> What is required
Search the data below for "Output"; list each line that holds it.

> Entries

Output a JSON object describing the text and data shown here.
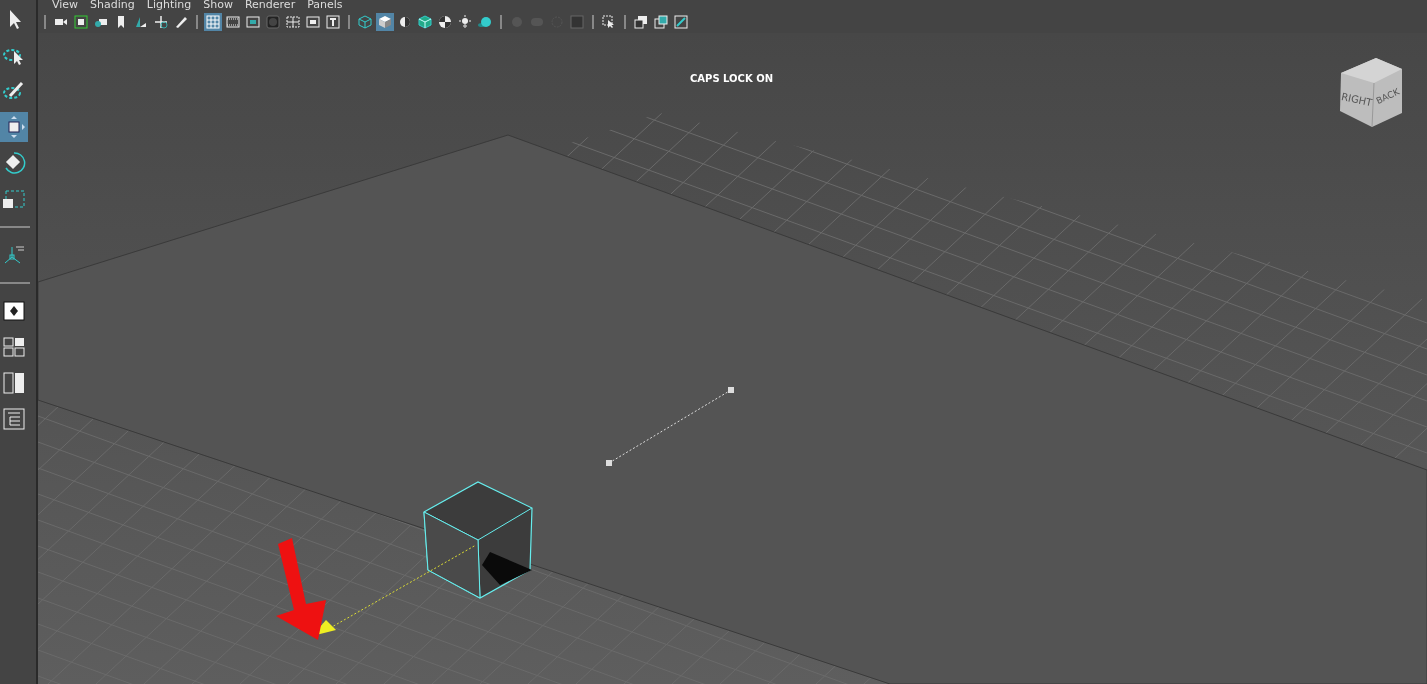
{
  "menu": [
    "View",
    "Shading",
    "Lighting",
    "Show",
    "Renderer",
    "Panels"
  ],
  "toolbar": {
    "groups": [
      {
        "items": [
          {
            "kind": "camera",
            "selected": false
          },
          {
            "kind": "camera-lock",
            "selected": false
          },
          {
            "kind": "camera-attr",
            "selected": false
          },
          {
            "kind": "bookmark",
            "selected": false
          },
          {
            "kind": "image-plane",
            "selected": false
          },
          {
            "kind": "pan",
            "selected": false
          },
          {
            "kind": "pencil",
            "selected": false
          }
        ]
      },
      {
        "items": [
          {
            "kind": "grid",
            "selected": true
          },
          {
            "kind": "film",
            "selected": false
          },
          {
            "kind": "gate",
            "selected": false
          },
          {
            "kind": "mask",
            "selected": false
          },
          {
            "kind": "field",
            "selected": false
          },
          {
            "kind": "safe",
            "selected": false
          },
          {
            "kind": "title",
            "selected": false
          }
        ]
      },
      {
        "items": [
          {
            "kind": "wire-cube",
            "selected": false
          },
          {
            "kind": "shaded-cube",
            "selected": true
          },
          {
            "kind": "half",
            "selected": false
          },
          {
            "kind": "wire-on-shaded",
            "selected": false
          },
          {
            "kind": "textures",
            "selected": false
          },
          {
            "kind": "light",
            "selected": false
          },
          {
            "kind": "sphere",
            "selected": false
          }
        ]
      },
      {
        "items": [
          {
            "kind": "dim-sphere",
            "selected": false
          },
          {
            "kind": "dim-pill",
            "selected": false
          },
          {
            "kind": "dim-ring",
            "selected": false
          },
          {
            "kind": "square",
            "selected": false
          }
        ]
      },
      {
        "items": [
          {
            "kind": "isolate",
            "selected": false
          }
        ]
      },
      {
        "items": [
          {
            "kind": "panels",
            "selected": false
          },
          {
            "kind": "panel-swap",
            "selected": false
          },
          {
            "kind": "maximize",
            "selected": false
          }
        ]
      }
    ]
  },
  "tools": {
    "groups": [
      {
        "items": [
          {
            "kind": "select",
            "selected": false
          },
          {
            "kind": "lasso",
            "selected": false
          },
          {
            "kind": "paint",
            "selected": false
          },
          {
            "kind": "move",
            "selected": true
          },
          {
            "kind": "rotate",
            "selected": false
          },
          {
            "kind": "scale",
            "selected": false
          }
        ]
      },
      {
        "items": [
          {
            "kind": "manip",
            "selected": false
          }
        ]
      },
      {
        "items": [
          {
            "kind": "layout-single",
            "selected": false
          },
          {
            "kind": "layout-four",
            "selected": false
          },
          {
            "kind": "layout-two",
            "selected": false
          },
          {
            "kind": "outliner",
            "selected": false
          }
        ]
      }
    ]
  },
  "viewport": {
    "notice": "CAPS LOCK ON",
    "view_cube": {
      "faces": [
        "RIGHT",
        "BACK"
      ]
    }
  }
}
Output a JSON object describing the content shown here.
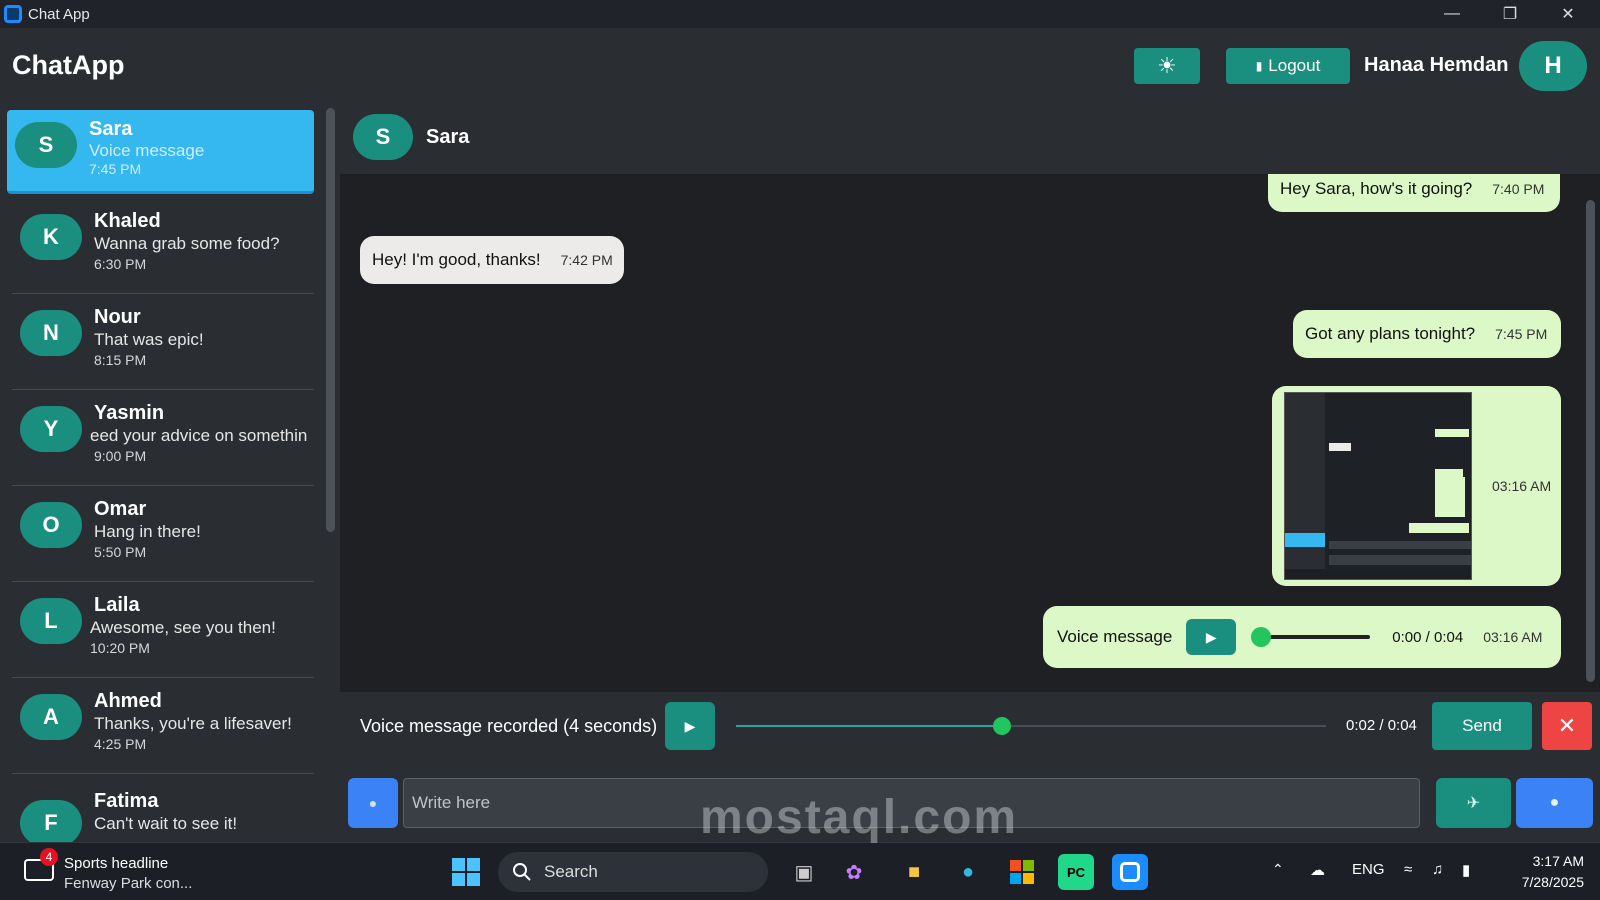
{
  "window": {
    "title": "Chat App",
    "controls": [
      "minimize",
      "restore",
      "close"
    ]
  },
  "header": {
    "brand": "ChatApp",
    "theme_toggle_icon": "sun-icon",
    "logout_label": "Logout",
    "user_name": "Hanaa Hemdan",
    "user_initial": "H"
  },
  "contacts": [
    {
      "initial": "S",
      "name": "Sara",
      "last_message": "Voice message",
      "time": "7:45 PM",
      "active": true
    },
    {
      "initial": "K",
      "name": "Khaled",
      "last_message": "Wanna grab some food?",
      "time": "6:30 PM"
    },
    {
      "initial": "N",
      "name": "Nour",
      "last_message": "That was epic!",
      "time": "8:15 PM"
    },
    {
      "initial": "Y",
      "name": "Yasmin",
      "last_message": "eed your advice on somethin",
      "time": "9:00 PM"
    },
    {
      "initial": "O",
      "name": "Omar",
      "last_message": "Hang in there!",
      "time": "5:50 PM"
    },
    {
      "initial": "L",
      "name": "Laila",
      "last_message": "Awesome, see you then!",
      "time": "10:20 PM"
    },
    {
      "initial": "A",
      "name": "Ahmed",
      "last_message": "Thanks, you're a lifesaver!",
      "time": "4:25 PM"
    },
    {
      "initial": "F",
      "name": "Fatima",
      "last_message": "Can't wait to see it!",
      "time": ""
    }
  ],
  "chat": {
    "contact_initial": "S",
    "contact_name": "Sara",
    "messages": [
      {
        "direction": "out",
        "text": "Hey Sara, how's it going?",
        "time": "7:40 PM"
      },
      {
        "direction": "in",
        "text": "Hey! I'm good, thanks!",
        "time": "7:42 PM"
      },
      {
        "direction": "out",
        "text": "Got any plans tonight?",
        "time": "7:45 PM"
      },
      {
        "direction": "out",
        "type": "image",
        "time": "03:16 AM"
      },
      {
        "direction": "out",
        "type": "voice",
        "text": "Voice message",
        "progress": "0:00 / 0:04",
        "time": "03:16 AM"
      }
    ]
  },
  "recording": {
    "label": "Voice message recorded (4 seconds)",
    "progress_text": "0:02 / 0:04",
    "progress_fraction": 0.5,
    "send_label": "Send",
    "cancel_icon": "close-icon"
  },
  "composer": {
    "placeholder": "Write here",
    "attach_icon": "attach-icon",
    "send_icon": "send-icon",
    "mic_icon": "mic-icon"
  },
  "taskbar": {
    "news_badge": "4",
    "news_title": "Sports headline",
    "news_subtitle": "Fenway Park con...",
    "search_label": "Search",
    "language": "ENG",
    "time": "3:17 AM",
    "date": "7/28/2025"
  },
  "watermark": "mostaql.com",
  "colors": {
    "accent": "#1a8f80",
    "active_contact": "#35b8f0",
    "outgoing_bubble": "#dcf8c6",
    "incoming_bubble": "#ecebea",
    "danger": "#ef4444",
    "blue_button": "#3b82f6"
  }
}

> Task answer
Output a JSON object describing the text and data shown here.
Output a JSON object describing the content shown here.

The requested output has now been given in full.